- **Given information**
==*==
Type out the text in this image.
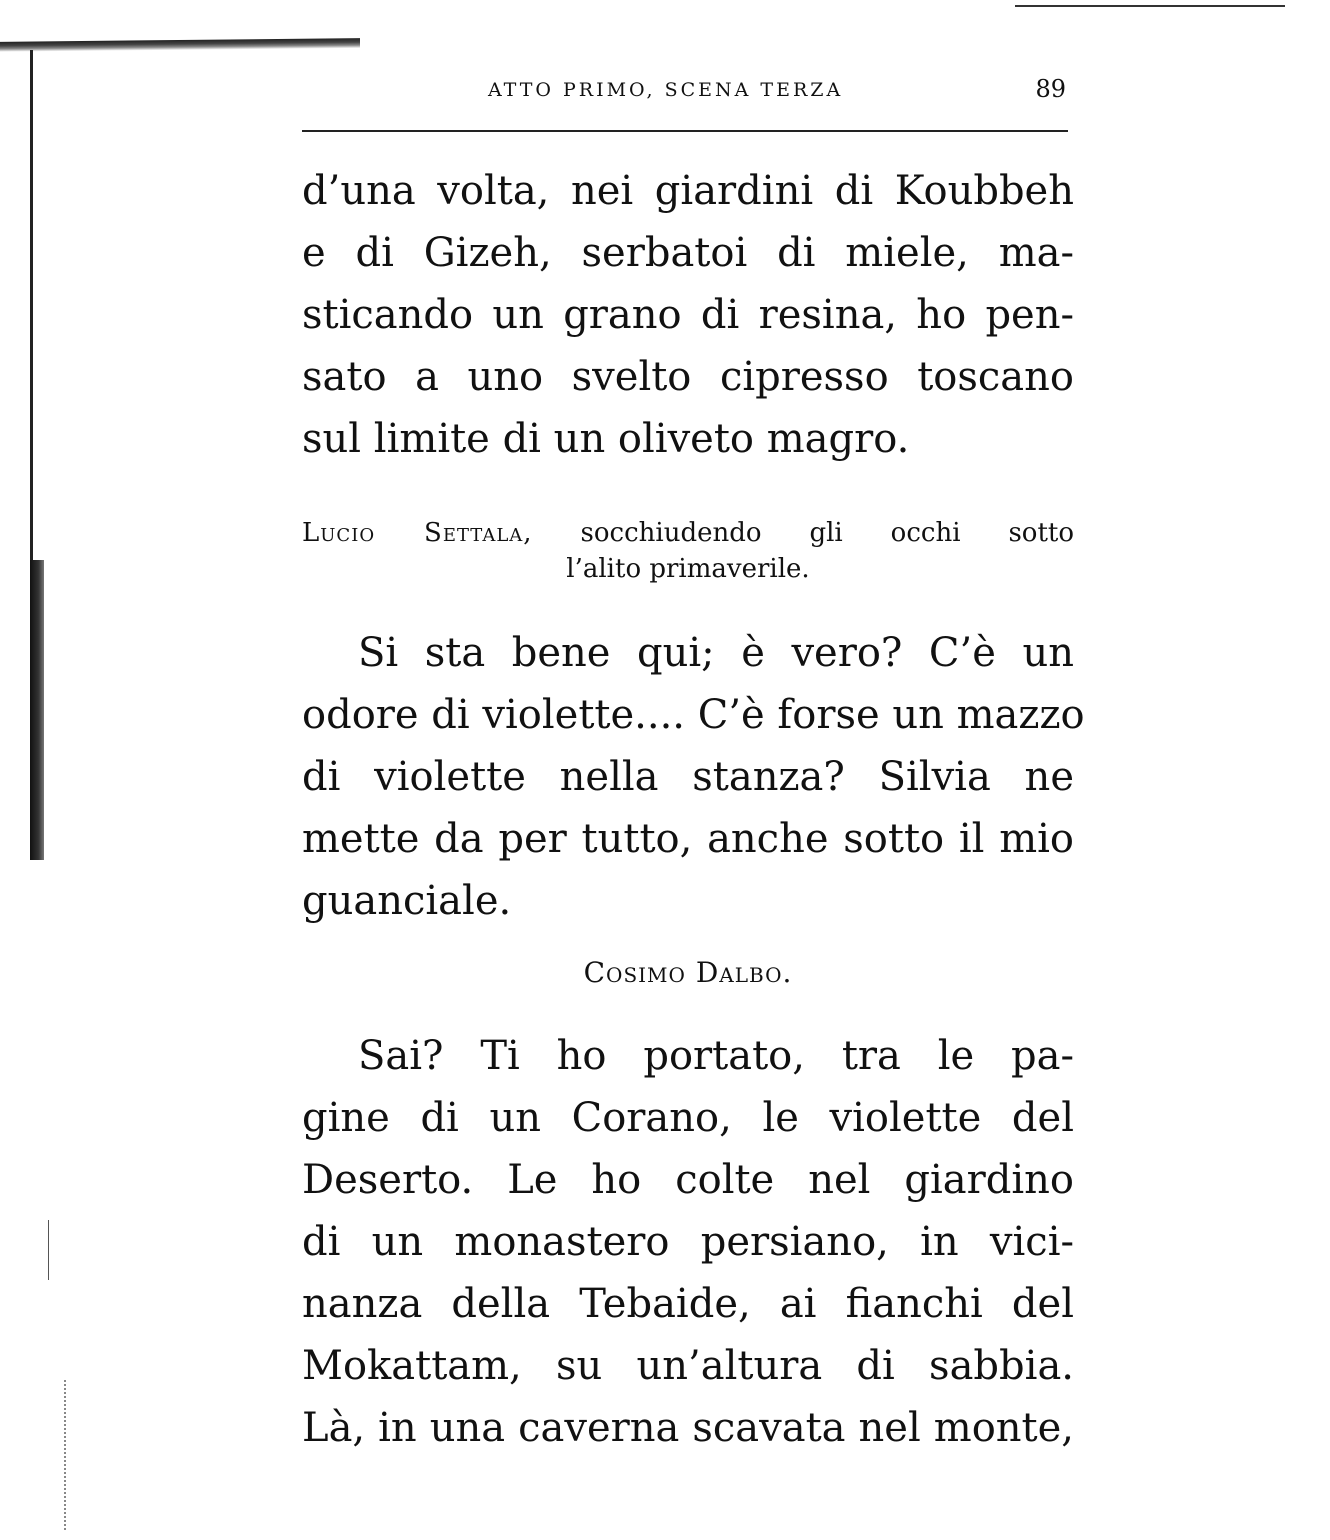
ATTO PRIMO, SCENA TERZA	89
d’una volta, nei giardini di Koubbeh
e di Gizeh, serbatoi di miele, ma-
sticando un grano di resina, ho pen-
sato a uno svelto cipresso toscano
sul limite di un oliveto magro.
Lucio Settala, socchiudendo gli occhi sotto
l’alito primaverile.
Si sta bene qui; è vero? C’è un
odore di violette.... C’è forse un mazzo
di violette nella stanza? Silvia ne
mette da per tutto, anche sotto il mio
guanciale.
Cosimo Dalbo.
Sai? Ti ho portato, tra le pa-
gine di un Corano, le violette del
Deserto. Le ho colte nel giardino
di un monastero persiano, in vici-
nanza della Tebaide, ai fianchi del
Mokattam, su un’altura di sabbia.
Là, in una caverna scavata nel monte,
==*==
- **Written exercise**
Print all of the records shown above exactly, leaving out each picture.

- **Output**
Type out the text in this image.
ATTO PRIMO, SCENA TERZA	89
d’una volta, nei giardini di Koubbeh
e di Gizeh, serbatoi di miele, ma-
sticando un grano di resina, ho pen-
sato a uno svelto cipresso toscano
sul limite di un oliveto magro.
Lucio Settala, socchiudendo gli occhi sotto
l’alito primaverile.
Si sta bene qui; è vero? C’è un
odore di violette.... C’è forse un mazzo
di violette nella stanza? Silvia ne
mette da per tutto, anche sotto il mio
guanciale.
Cosimo Dalbo.
Sai? Ti ho portato, tra le pa-
gine di un Corano, le violette del
Deserto. Le ho colte nel giardino
di un monastero persiano, in vici-
nanza della Tebaide, ai fianchi del
Mokattam, su un’altura di sabbia.
Là, in una caverna scavata nel monte,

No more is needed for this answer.